> Exercise task:
Copy every line of the data that includes the string "liên".
▽
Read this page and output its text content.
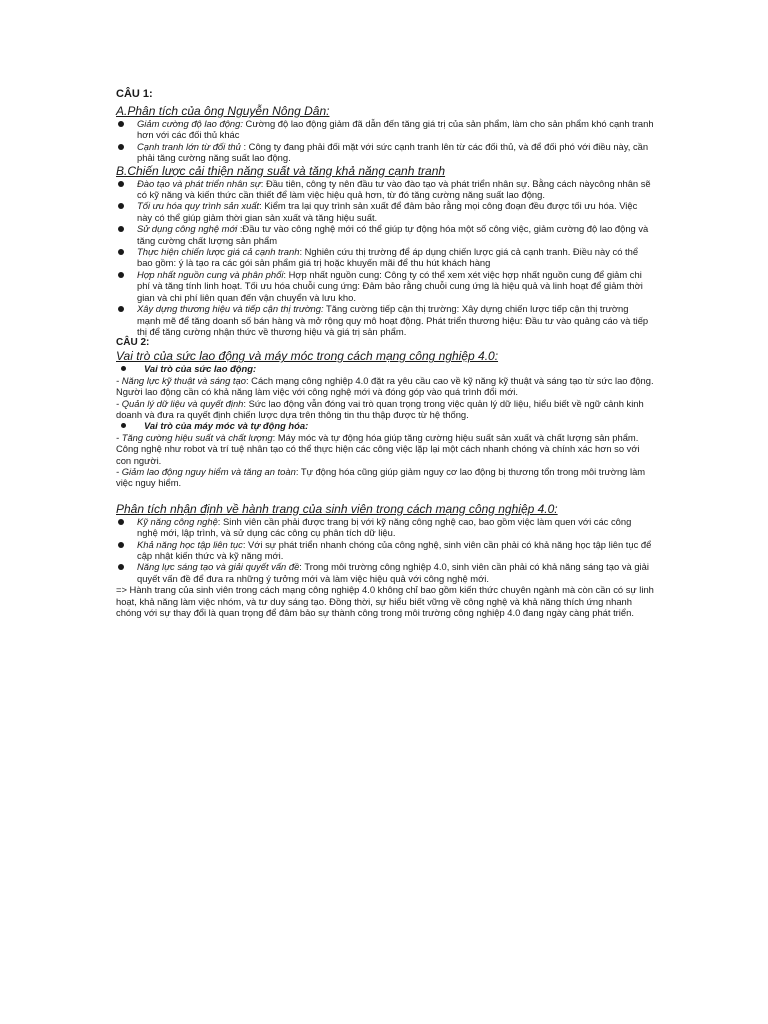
CÂU 1:
A.Phân tích của ông Nguyễn Nông Dân:
Giảm cường độ lao động: Cường độ lao động giảm đã dẫn đến tăng giá trị của sản phẩm, làm cho sản phẩm khó cạnh tranh hơn với các đối thủ khác
Cạnh tranh lớn từ đối thủ : Công ty đang phải đối mặt với sức cạnh tranh lên từ các đối thủ, và để đối phó với điều này, cần phải tăng cường năng suất lao động.
B.Chiến lược cải thiện năng suất và tăng khả năng cạnh tranh
Đào tạo và phát triển nhân sự: Đầu tiên, công ty nên đầu tư vào đào tạo và phát triển nhân sự. Bằng cách nàycông nhân sẽ có kỹ năng và kiến thức cần thiết để làm việc hiệu quả hơn, từ đó tăng cường năng suất lao động.
Tối ưu hóa quy trình sản xuất: Kiểm tra lại quy trình sản xuất để đảm bảo rằng mọi công đoạn đều được tối ưu hóa. Việc này có thể giúp giảm thời gian sản xuất và tăng hiệu suất.
Sử dụng công nghệ mới :Đầu tư vào công nghệ mới có thể giúp tự động hóa một số công việc, giảm cường độ lao động và tăng cường chất lượng sản phẩm
Thực hiện chiến lược giá cả cạnh tranh: Nghiên cứu thị trường để áp dụng chiến lược giá cả cạnh tranh. Điều này có thể bao gồm: ý là tạo ra các gói sản phẩm giá trị hoặc khuyến mãi để thu hút khách hàng
Hợp nhất nguồn cung và phân phối: Hợp nhất nguồn cung: Công ty có thể xem xét việc hợp nhất nguồn cung để giảm chi phí và tăng tính linh hoạt. Tối ưu hóa chuỗi cung ứng: Đảm bảo rằng chuỗi cung ứng là hiệu quả và linh hoạt để giảm thời gian và chi phí liên quan đến vận chuyển và lưu kho.
Xây dựng thương hiệu và tiếp cận thị trường: Tăng cường tiếp cận thị trường: Xây dựng chiến lược tiếp cận thị trường mạnh mẽ để tăng doanh số bán hàng và mở rộng quy mô hoạt động. Phát triển thương hiệu: Đầu tư vào quảng cáo và tiếp thị để tăng cường nhận thức về thương hiệu và giá trị sản phẩm.
CÂU 2:
Vai trò của sức lao động và máy móc trong cách mạng công nghiệp 4.0:
Vai trò của sức lao động:

- Năng lực kỹ thuật và sáng tạo: Cách mạng công nghiệp 4.0 đặt ra yêu cầu cao về kỹ năng kỹ thuật và sáng tạo từ sức lao động. Người lao động cần có khả năng làm việc với công nghệ mới và đóng góp vào quá trình đổi mới.

- Quản lý dữ liệu và quyết định: Sức lao động vẫn đóng vai trò quan trọng trong việc quản lý dữ liệu, hiểu biết về ngữ cảnh kinh doanh và đưa ra quyết định chiến lược dựa trên thông tin thu thập được từ hệ thống.

Vai trò của máy móc và tự động hóa:

- Tăng cường hiệu suất và chất lượng: Máy móc và tự động hóa giúp tăng cường hiệu suất sản xuất và chất lượng sản phẩm. Công nghệ như robot và trí tuệ nhân tạo có thể thực hiện các công việc lặp lại một cách nhanh chóng và chính xác hơn so với con người.

- Giảm lao động nguy hiểm và tăng an toàn: Tự động hóa cũng giúp giảm nguy cơ lao động bị thương tổn trong môi trường làm việc nguy hiểm.

Phân tích nhận định về hành trang của sinh viên trong cách mạng công nghiệp 4.0:
Kỹ năng công nghệ: Sinh viên cần phải được trang bị với kỹ năng công nghệ cao, bao gồm việc làm quen với các công nghệ mới, lập trình, và sử dụng các công cụ phân tích dữ liệu.
Khả năng học tập liên tục: Với sự phát triển nhanh chóng của công nghệ, sinh viên cần phải có khả năng học tập liên tục để cập nhật kiến thức và kỹ năng mới.
Năng lực sáng tạo và giải quyết vấn đề: Trong môi trường công nghiệp 4.0, sinh viên cần phải có khả năng sáng tạo và giải quyết vấn đề để đưa ra những ý tưởng mới và làm việc hiệu quả với công nghệ mới.

=> Hành trang của sinh viên trong cách mạng công nghiệp 4.0 không chỉ bao gồm kiến thức chuyên ngành mà còn cần có sự linh hoạt, khả năng làm việc nhóm, và tư duy sáng tạo. Đồng thời, sự hiểu biết vững về công nghệ và khả năng thích ứng nhanh chóng với sự thay đổi là quan trọng để đảm bảo sự thành công trong môi trường công nghiệp 4.0 đang ngày càng phát triển.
△
> The response:
Hợp nhất nguồn cung và phân phối: Hợp nhất nguồn cung: Công ty có thể xem xét việc hợp nhất nguồn cung để giảm chi phí và tăng tính linh hoạt. Tối ưu hóa chuỗi cung ứng: Đảm bảo rằng chuỗi cung ứng là hiệu quả và linh hoạt để giảm thời gian và chi phí liên quan đến vận chuyển và lưu kho.
Khả năng học tập liên tục: Với sự phát triển nhanh chóng của công nghệ, sinh viên cần phải có khả năng học tập liên tục để cập nhật kiến thức và kỹ năng mới.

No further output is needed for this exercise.